=== WRITTEN REQUEST ===
In the notebook on HVAC model comparison, reproduce the passage starting at "display(df_results)" and ending at "df = pd.read_csv('../data/features/hvac_features_dataset.csv')" without changing a word.
-- Start of TEXT PASSAGE --
# 04 — Results and Model Comparison
## HVAC Market Analysis — Metropolitan France (96 departments)

**Objective**: Synthesize and analyze the results of all trained models.

**Plan**:
1. Load results
2. Final comparison table
3. Prediction visualizations
4. Feature importance (SHAP)
5. Error analysis
6. Final recommendations

In [1]:
# ============================================================
# IMPORTS
# ============================================================
import sys
sys.path.insert(0, '..')

import numpy as np
import pandas as pd
import matplotlib.pyplot as plt
import seaborn as sns
import pickle
from pathlib import Path
from sklearn.metrics import mean_squared_error, mean_absolute_error, r2_score
from sklearn.impute import SimpleImputer
from sklearn.preprocessing import StandardScaler

plt.style.use('seaborn-v0_8-whitegrid')
plt.rcParams['figure.figsize'] = (14, 6)
plt.rcParams['font.size'] = 11

from config.settings import config
print('Imports OK')

Imports OK


---
## 1. Load training results

Results are saved by `python -m src.pipeline train` in `data/models/`.

In [None]:
# ============================================================
# 1.1 — Load the CSV summary
# ============================================================
results_path = Path('../data/models/training_results.csv')
if results_path.exists():
    df_results = pd.read_csv(results_path)
    print(f'Results loaded: {len(df_results)} models')
    display(df_results)
else:
    print('No results found. Run: python -m src.pipeline train')

In [None]:
# ============================================================
# 1.2 — Load dataset and recreate splits
# ============================================================
TARGET = 'nb_installations_pac'
TRAIN_END = 202406
VAL_END = 202412

df = pd.read_csv('../data/features/hvac_features_dataset.csv')
-- End of TEXT PASSAGE --
-- Start of EXCERPTED DATA --
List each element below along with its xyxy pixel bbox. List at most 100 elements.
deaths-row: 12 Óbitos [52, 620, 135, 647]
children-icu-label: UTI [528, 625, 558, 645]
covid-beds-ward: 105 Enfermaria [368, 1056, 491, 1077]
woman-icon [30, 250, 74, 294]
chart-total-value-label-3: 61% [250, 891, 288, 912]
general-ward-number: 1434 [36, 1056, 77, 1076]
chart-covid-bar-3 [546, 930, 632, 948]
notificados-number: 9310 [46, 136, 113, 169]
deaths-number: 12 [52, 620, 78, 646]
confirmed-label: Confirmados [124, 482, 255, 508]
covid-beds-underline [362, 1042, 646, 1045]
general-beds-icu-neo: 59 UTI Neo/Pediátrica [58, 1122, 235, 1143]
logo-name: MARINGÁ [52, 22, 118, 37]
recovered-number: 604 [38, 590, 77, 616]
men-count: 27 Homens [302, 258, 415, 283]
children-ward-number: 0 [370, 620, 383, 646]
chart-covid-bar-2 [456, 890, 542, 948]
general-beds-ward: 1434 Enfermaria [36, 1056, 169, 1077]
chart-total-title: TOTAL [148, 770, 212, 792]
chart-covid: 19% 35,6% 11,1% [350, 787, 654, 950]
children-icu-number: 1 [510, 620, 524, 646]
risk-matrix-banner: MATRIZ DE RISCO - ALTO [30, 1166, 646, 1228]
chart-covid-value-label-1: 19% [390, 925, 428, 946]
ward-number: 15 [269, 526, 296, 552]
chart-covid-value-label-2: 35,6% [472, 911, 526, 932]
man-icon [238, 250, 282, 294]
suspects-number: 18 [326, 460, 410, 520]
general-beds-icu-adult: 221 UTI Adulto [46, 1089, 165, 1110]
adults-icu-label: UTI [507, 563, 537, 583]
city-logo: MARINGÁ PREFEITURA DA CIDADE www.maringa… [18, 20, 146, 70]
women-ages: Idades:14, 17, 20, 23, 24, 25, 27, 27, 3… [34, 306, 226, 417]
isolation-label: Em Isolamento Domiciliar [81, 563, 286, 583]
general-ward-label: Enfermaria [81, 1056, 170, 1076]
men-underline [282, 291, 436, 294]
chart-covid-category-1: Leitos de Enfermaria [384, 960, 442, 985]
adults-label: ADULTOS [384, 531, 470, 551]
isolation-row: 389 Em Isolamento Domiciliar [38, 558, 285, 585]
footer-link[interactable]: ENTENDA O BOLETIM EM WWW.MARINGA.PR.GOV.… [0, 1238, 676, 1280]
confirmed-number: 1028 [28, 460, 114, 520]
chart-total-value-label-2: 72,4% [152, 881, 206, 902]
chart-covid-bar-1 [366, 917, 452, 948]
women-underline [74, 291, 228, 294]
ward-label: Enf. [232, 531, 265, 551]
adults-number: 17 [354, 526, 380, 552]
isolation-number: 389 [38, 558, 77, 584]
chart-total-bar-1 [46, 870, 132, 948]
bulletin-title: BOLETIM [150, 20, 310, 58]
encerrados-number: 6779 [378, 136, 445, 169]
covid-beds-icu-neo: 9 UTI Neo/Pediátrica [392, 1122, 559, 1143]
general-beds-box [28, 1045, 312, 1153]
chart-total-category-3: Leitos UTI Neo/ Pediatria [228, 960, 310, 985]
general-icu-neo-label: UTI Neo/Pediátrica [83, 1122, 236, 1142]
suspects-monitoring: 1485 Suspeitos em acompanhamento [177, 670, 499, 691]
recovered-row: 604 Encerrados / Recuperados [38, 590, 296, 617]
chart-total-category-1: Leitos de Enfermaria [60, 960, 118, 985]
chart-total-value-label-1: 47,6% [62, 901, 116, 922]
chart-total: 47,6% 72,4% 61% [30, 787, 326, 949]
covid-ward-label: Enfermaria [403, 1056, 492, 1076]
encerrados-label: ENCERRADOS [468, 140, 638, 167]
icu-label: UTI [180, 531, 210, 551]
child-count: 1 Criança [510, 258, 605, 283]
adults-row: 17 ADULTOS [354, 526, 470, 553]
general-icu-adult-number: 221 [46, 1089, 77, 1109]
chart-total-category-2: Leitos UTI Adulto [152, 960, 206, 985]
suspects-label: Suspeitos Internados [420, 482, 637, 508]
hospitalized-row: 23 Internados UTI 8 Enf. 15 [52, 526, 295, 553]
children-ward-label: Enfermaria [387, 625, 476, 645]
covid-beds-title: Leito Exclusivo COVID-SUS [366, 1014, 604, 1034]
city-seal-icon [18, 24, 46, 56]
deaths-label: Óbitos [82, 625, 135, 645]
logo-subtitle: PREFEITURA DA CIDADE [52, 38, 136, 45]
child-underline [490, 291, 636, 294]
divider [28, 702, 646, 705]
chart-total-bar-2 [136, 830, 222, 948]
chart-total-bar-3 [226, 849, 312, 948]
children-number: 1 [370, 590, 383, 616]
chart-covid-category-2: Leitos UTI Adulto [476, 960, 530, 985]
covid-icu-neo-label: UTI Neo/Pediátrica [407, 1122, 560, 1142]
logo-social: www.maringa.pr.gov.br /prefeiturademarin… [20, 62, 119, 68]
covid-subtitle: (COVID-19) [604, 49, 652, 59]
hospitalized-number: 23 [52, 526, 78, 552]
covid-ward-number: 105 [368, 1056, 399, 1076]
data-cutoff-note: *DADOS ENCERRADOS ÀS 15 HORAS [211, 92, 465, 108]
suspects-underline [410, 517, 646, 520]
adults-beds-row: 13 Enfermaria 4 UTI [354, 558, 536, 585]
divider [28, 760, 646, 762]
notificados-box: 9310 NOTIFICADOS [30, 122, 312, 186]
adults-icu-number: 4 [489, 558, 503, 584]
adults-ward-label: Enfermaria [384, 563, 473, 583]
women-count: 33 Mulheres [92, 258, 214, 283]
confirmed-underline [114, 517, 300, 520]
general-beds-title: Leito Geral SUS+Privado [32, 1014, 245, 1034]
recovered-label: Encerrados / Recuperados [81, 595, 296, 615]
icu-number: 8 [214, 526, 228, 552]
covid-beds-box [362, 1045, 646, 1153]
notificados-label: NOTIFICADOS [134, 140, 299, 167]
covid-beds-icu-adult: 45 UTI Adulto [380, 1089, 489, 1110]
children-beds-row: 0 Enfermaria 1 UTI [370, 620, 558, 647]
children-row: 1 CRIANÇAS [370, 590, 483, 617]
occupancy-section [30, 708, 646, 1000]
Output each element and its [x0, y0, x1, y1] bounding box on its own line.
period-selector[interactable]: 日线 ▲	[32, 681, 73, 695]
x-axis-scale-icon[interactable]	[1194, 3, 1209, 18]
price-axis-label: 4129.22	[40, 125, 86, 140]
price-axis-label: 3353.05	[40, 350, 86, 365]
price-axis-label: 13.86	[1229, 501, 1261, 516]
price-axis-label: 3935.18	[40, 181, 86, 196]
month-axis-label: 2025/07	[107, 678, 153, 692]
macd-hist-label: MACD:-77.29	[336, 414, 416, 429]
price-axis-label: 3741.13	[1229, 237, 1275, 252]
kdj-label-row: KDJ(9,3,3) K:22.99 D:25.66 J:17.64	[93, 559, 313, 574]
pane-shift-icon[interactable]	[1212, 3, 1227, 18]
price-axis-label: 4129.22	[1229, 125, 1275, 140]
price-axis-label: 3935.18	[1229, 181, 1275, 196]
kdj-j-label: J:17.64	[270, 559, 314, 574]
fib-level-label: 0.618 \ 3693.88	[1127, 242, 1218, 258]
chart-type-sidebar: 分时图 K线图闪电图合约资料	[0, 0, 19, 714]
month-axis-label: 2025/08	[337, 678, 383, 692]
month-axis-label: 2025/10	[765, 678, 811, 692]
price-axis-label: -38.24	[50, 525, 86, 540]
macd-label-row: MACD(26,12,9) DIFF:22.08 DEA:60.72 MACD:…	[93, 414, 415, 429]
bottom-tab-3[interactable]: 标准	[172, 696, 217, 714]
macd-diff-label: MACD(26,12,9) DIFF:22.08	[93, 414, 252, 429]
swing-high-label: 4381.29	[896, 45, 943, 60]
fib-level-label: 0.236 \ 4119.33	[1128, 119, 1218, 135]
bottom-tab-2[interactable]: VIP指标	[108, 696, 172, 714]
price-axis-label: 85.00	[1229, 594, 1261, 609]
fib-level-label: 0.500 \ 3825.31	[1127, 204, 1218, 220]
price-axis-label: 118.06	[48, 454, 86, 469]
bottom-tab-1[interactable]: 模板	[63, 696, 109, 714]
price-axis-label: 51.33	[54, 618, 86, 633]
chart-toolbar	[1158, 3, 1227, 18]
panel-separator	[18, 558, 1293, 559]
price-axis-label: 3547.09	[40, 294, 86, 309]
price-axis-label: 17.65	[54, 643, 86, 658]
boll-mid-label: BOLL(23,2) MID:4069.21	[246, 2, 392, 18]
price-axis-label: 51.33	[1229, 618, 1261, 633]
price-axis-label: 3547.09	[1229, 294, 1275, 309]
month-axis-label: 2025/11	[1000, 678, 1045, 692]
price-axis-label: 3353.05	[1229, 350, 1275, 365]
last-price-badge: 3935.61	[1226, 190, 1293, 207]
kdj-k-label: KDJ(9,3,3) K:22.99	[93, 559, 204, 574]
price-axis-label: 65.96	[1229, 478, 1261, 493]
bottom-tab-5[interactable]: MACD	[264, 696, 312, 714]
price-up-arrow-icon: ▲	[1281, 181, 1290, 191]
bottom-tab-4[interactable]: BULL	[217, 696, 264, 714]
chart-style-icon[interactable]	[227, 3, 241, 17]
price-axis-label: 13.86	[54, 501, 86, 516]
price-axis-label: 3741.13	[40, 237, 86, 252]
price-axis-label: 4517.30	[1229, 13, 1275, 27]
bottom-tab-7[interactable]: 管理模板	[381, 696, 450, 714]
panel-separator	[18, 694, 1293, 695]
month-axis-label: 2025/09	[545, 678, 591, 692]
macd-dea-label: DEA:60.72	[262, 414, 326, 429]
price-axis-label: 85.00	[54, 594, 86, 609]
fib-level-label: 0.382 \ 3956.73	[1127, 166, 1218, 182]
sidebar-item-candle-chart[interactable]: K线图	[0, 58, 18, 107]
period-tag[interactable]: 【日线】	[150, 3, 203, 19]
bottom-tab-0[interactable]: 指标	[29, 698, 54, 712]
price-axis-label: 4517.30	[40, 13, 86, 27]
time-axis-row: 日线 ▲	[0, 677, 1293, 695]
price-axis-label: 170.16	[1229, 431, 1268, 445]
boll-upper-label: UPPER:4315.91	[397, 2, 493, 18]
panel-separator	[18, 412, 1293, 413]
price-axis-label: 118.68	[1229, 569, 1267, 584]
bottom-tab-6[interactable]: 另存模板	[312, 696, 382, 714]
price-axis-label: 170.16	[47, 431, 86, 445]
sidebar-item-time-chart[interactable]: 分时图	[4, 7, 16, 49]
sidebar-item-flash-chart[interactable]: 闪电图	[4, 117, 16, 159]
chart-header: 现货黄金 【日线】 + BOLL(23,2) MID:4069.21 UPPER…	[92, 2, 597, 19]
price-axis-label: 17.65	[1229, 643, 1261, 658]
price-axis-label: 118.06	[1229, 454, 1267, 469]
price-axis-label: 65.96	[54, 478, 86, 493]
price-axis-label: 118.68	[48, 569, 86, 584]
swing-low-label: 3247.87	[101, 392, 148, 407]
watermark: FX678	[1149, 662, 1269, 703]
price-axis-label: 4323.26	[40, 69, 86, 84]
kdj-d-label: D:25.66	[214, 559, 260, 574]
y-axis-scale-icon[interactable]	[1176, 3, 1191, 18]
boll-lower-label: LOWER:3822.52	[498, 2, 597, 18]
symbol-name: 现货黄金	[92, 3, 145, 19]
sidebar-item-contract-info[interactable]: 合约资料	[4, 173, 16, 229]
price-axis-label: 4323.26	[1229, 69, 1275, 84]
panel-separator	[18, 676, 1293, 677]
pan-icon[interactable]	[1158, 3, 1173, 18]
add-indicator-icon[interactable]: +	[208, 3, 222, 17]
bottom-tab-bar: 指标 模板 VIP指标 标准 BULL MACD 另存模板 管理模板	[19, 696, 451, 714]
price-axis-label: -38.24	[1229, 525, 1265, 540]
-- End of EXCERPTED DATA --
=== OUTPUT BELOW ===
display(df_results)
else:
    print('No results found. Run: python -m src.pipeline train')

In [None]:
# ============================================================
# 1.2 — Load dataset and recreate splits
# ============================================================
TARGET = 'nb_installations_pac'
TRAIN_END = 202406
VAL_END = 202412

df = pd.read_csv('../data/features/hvac_features_dataset.csv')